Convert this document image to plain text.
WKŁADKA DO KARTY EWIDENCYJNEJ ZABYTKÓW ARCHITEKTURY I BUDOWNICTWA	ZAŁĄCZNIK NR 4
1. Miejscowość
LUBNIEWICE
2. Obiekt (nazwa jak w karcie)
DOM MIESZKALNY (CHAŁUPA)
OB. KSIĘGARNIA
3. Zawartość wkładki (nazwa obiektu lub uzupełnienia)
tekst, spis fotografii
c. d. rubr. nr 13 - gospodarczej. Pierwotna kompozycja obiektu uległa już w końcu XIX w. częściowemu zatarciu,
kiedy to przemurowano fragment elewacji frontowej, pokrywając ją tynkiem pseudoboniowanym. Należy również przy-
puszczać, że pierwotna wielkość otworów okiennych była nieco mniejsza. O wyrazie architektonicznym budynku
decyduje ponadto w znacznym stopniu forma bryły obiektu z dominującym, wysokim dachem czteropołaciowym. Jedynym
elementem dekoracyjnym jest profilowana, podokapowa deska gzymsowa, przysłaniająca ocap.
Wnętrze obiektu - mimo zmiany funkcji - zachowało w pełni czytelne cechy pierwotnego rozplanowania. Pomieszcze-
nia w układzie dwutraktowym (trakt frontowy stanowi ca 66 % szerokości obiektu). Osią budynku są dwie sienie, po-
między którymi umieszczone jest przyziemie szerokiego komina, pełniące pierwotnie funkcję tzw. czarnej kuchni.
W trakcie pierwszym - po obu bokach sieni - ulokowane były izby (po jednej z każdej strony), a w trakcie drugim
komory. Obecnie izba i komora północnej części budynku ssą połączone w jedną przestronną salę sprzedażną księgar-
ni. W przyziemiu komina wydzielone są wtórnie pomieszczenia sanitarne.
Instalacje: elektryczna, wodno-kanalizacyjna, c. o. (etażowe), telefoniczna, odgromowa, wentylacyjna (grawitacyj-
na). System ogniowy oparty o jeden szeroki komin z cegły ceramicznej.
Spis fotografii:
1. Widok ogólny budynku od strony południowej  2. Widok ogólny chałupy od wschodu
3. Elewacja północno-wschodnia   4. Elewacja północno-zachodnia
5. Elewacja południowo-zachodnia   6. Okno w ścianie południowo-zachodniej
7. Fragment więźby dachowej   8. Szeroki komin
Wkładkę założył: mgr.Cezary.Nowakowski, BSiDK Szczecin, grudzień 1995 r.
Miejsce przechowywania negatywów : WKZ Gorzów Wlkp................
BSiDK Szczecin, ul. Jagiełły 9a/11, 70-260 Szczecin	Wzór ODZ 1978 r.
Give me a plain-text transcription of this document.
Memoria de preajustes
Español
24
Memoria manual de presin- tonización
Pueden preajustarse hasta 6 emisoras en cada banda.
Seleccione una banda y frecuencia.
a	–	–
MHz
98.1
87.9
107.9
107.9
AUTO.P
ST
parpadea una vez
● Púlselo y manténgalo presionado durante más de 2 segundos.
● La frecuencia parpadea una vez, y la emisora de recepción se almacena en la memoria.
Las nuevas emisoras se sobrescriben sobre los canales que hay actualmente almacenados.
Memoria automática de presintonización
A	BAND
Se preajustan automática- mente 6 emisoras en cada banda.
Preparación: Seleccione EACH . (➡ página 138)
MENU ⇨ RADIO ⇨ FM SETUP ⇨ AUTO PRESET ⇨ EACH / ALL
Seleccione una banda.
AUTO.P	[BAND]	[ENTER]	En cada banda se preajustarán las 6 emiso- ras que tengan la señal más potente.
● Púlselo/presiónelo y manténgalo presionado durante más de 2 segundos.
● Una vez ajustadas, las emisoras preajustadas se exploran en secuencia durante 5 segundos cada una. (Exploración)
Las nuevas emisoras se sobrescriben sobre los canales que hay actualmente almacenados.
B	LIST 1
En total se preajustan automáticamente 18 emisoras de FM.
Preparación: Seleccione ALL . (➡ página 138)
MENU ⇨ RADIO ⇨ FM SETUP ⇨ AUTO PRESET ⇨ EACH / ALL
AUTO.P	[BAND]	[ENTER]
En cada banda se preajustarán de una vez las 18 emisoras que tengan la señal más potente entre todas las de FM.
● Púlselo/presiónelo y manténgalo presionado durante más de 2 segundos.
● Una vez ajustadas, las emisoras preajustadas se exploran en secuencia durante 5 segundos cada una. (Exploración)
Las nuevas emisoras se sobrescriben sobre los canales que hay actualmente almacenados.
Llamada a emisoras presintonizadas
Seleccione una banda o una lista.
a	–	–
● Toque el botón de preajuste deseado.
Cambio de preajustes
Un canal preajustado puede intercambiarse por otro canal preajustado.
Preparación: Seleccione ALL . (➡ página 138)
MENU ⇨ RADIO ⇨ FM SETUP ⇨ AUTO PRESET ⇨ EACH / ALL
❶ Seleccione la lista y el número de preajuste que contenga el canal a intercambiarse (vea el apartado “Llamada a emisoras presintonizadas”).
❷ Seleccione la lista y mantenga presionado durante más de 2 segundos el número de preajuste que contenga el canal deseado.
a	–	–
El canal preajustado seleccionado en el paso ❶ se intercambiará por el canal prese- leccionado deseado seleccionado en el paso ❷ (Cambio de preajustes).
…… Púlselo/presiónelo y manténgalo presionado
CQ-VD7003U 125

**DESCRIPTION OF THE TASK**: Show all lines from the data above in which the word "cada" appears.

**FINISHED TASK**:
Pueden preajustarse hasta 6 emisoras en cada banda.
Se preajustan automática- mente 6 emisoras en cada banda.
AUTO.P	[BAND]	[ENTER]	En cada banda se preajustarán las 6 emiso- ras que tengan la señal más potente.
● Una vez ajustadas, las emisoras preajustadas se exploran en secuencia durante 5 segundos cada una. (Exploración)
En cada banda se preajustarán de una vez las 18 emisoras que tengan la señal más potente entre todas las de FM.
● Una vez ajustadas, las emisoras preajustadas se exploran en secuencia durante 5 segundos cada una. (Exploración)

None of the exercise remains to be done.